■ **Exercise**: In the listing below, find every line with the string "frac" and pull it out.

** START OF Records shown **

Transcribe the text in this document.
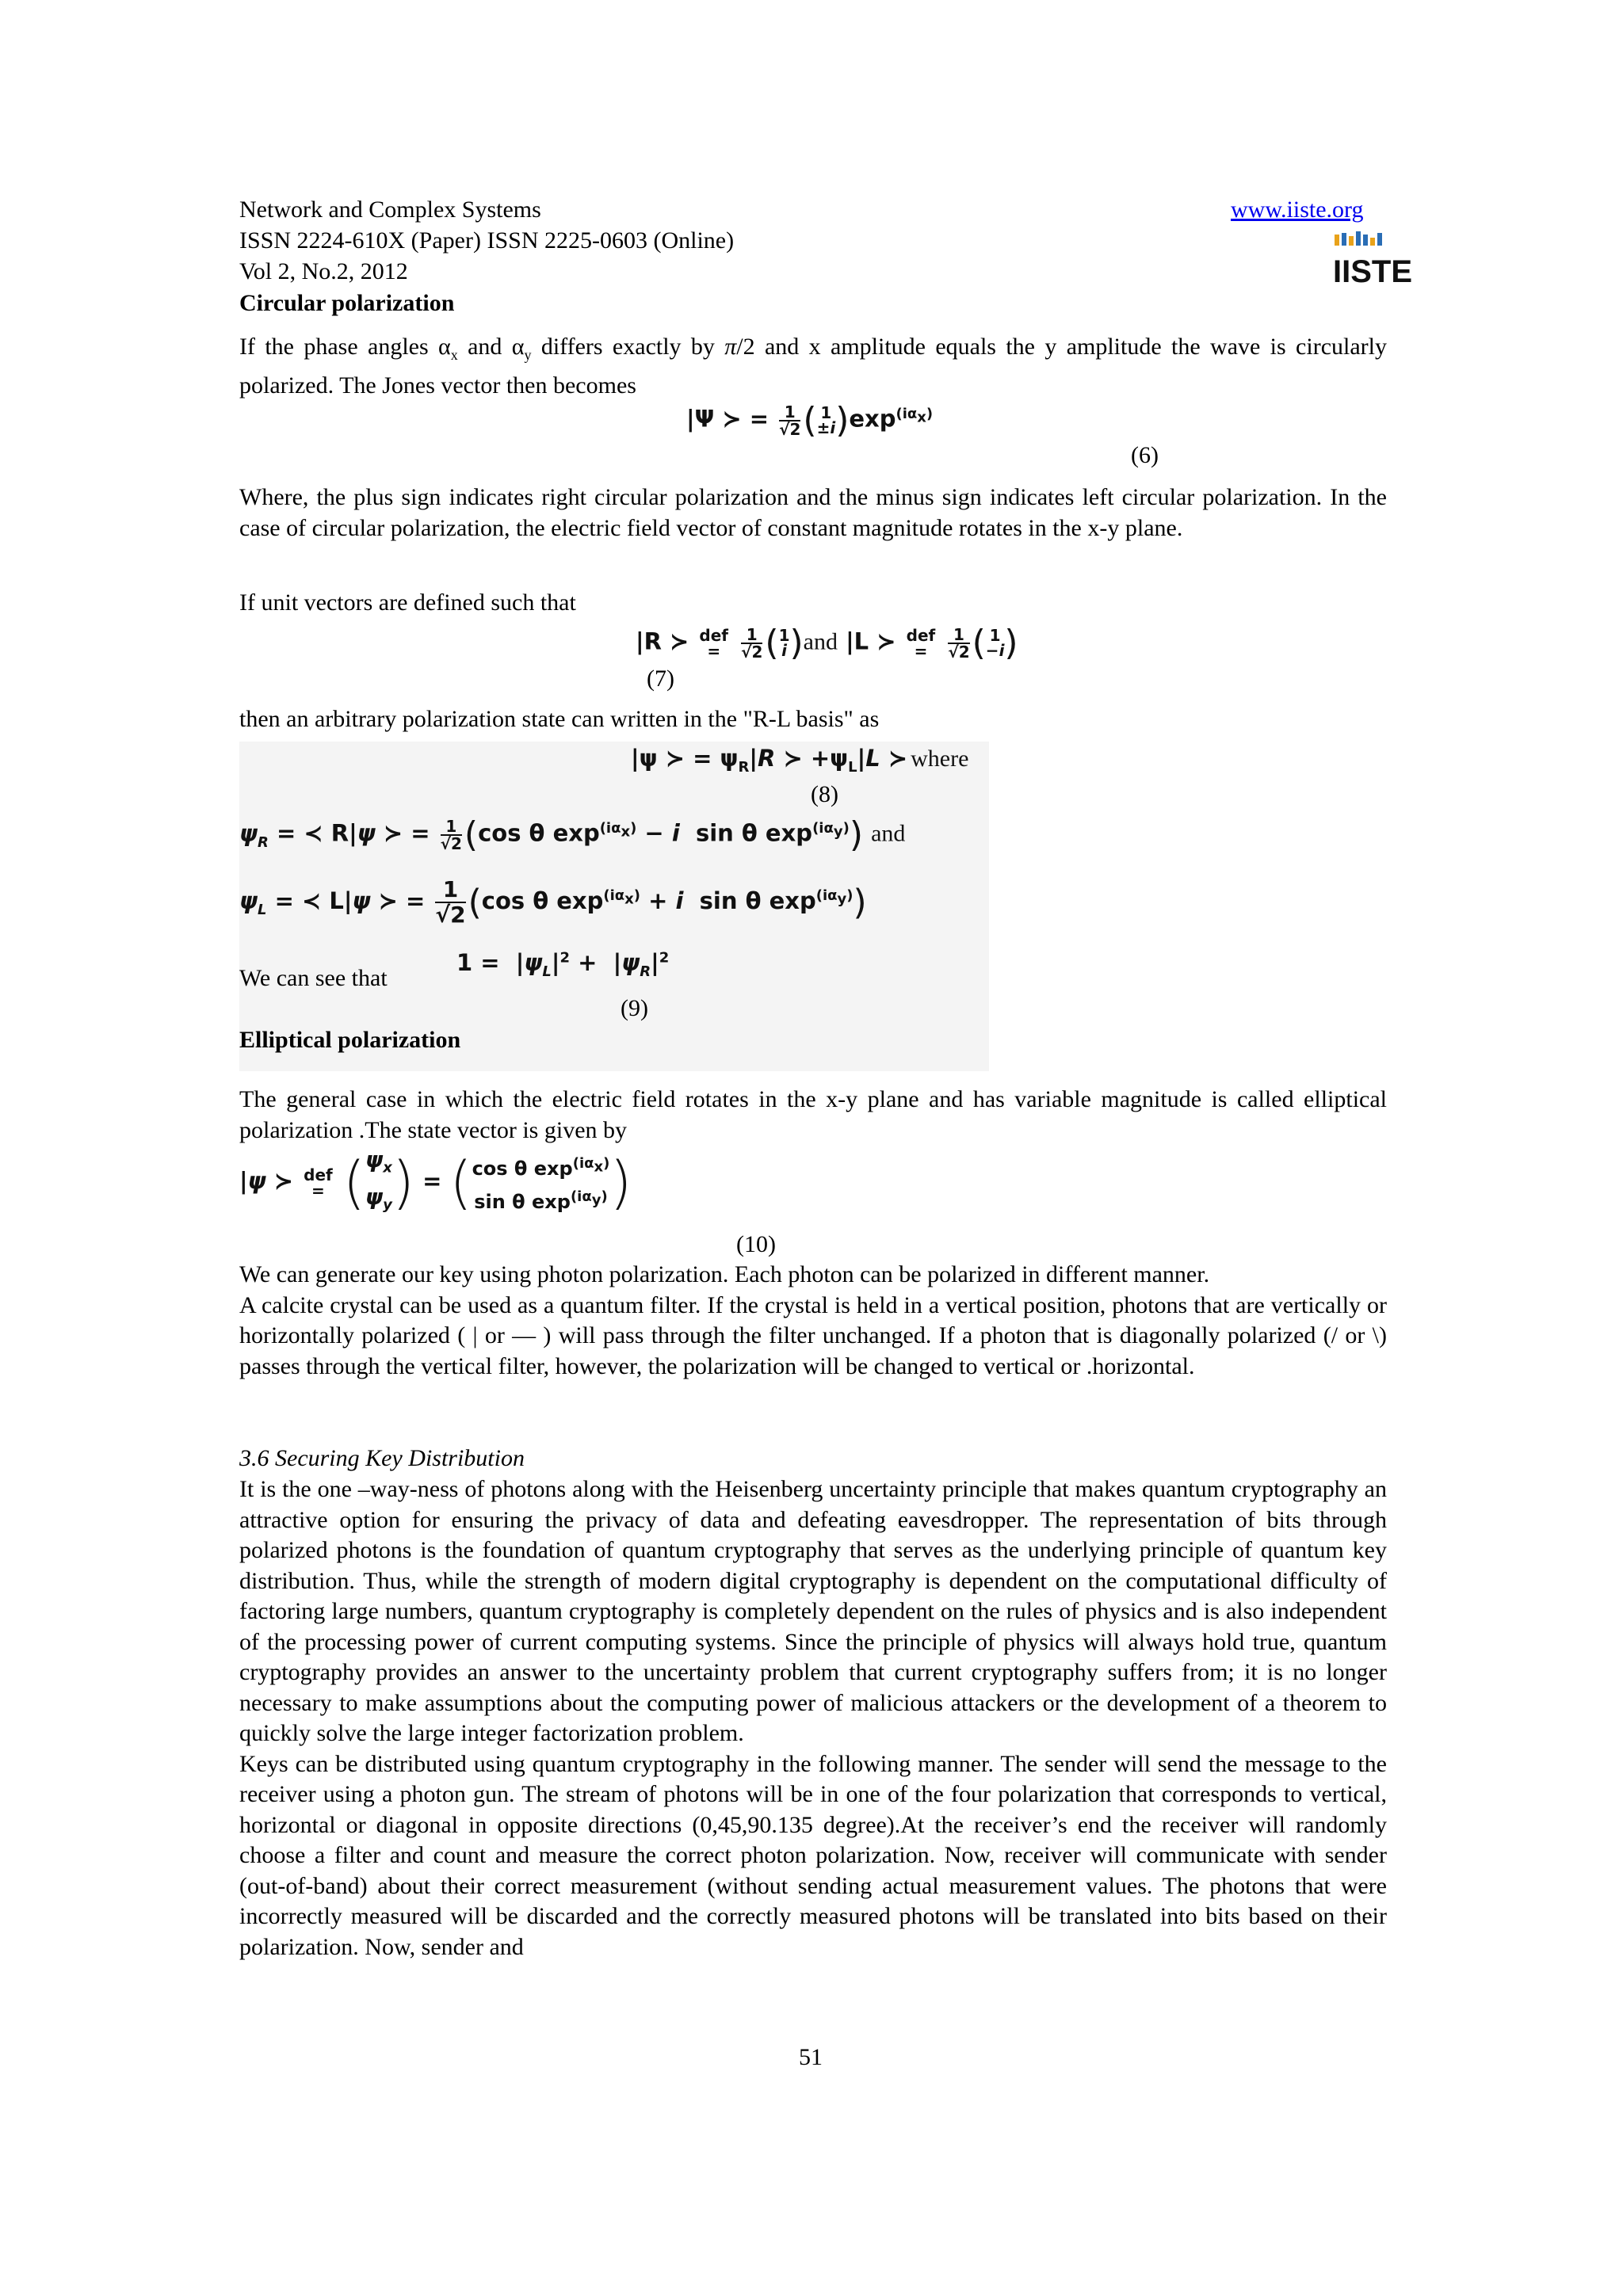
Network and Complex Systems
ISSN 2224-610X (Paper) ISSN 2225-0603 (Online)
Vol 2, No.2, 2012
www.iiste.org
IISTE
Circular polarization

If the phase angles $\alpha_x$ and $\alpha_y$ differs exactly by π/2 and x amplitude equals the y amplitude the wave is circularly polarized. The Jones vector then becomes

|Ψ ≻ = $\frac{1}{√2}$ ( 1
±i )$\exp^{(i\alpha_x)}$
(6)

Where, the plus sign indicates right circular polarization and the minus sign indicates left circular polarization. In the case of circular polarization, the electric field vector of constant magnitude rotates in the x-y plane.

If unit vectors are defined such that
|R ≻ def
=
	$\frac{1}{√2}$ ( 1
i )and |L ≻ def
=
	$\frac{1}{√2}$ ( 1
−i )
(7)
then an arbitrary polarization state can written in the "R-L basis" as
|ψ ≻ = $\psi_R|R$ ≻ $+\psi_L|L$ ≻ where
(8)
$\psi_R$ = ≺ R|ψ ≻ = $\frac{1}{√2} (\cos$ θ $\exp^{(i\alpha_x)} - i$  sin θ $\exp^{(i\alpha_y)}$) and
$\psi_L$ = ≺ L|ψ ≻ = $\frac{1}{√2} (\cos$ θ $\exp^{(i\alpha_x)} + i$  sin θ $\exp^{(i\alpha_y)}$)
We can see that
$1 = |\psi_L|^2 + |\psi_R|^2$
(9)
Elliptical polarization

The general case in which the electric field rotates in the x-y plane and has variable magnitude is called elliptical polarization .The state vector is given by

|ψ ≻ def
= ( $\psi_x$
$\psi_y$ ) = ( cos θ $\exp^{(i\alpha_x)}$
sin θ $\exp^{(i\alpha_y)}$ )
(10)

We can generate our key using photon polarization. Each photon can be polarized in different manner.

A calcite crystal can be used as a quantum filter. If the crystal is held in a vertical position, photons that are vertically or horizontally polarized ( | or — ) will pass through the filter unchanged. If a photon that is diagonally polarized (/ or \) passes through the vertical filter, however, the polarization will be changed to vertical or .horizontal.

3.6 Securing Key Distribution

It is the one –way-ness of photons along with the Heisenberg uncertainty principle that makes quantum cryptography an attractive option for ensuring the privacy of data and defeating eavesdropper. The representation of bits through polarized photons is the foundation of quantum cryptography that serves as the underlying principle of quantum key distribution. Thus, while the strength of modern digital cryptography is dependent on the computational difficulty of factoring large numbers, quantum cryptography is completely dependent on the rules of physics and is also independent of the processing power of current computing systems. Since the principle of physics will always hold true, quantum cryptography provides an answer to the uncertainty problem that current cryptography suffers from; it is no longer necessary to make assumptions about the computing power of malicious attackers or the development of a theorem to quickly solve the large integer factorization problem.

Keys can be distributed using quantum cryptography in the following manner. The sender will send the message to the receiver using a photon gun. The stream of photons will be in one of the four polarization that corresponds to vertical, horizontal or diagonal in opposite directions (0,45,90.135 degree).At the receiver’s end the receiver will randomly choose a filter and count and measure the correct photon polarization. Now, receiver will communicate with sender (out-of-band) about their correct measurement (without sending actual measurement values. The photons that were incorrectly measured will be discarded and the correctly measured photons will be translated into bits based on their polarization. Now, sender and

51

** END OF Records shown **

■ **Response**:
|Ψ ≻ = $\frac{1}{√2}$ ( 1
	$\frac{1}{√2}$ ( 1
	$\frac{1}{√2}$ ( 1
$\psi_R$ = ≺ R|ψ ≻ = $\frac{1}{√2} (\cos$ θ $\exp^{(i\alpha_x)} - i$  sin θ $\exp^{(i\alpha_y)}$) and
$\psi_L$ = ≺ L|ψ ≻ = $\frac{1}{√2} (\cos$ θ $\exp^{(i\alpha_x)} + i$  sin θ $\exp^{(i\alpha_y)}$)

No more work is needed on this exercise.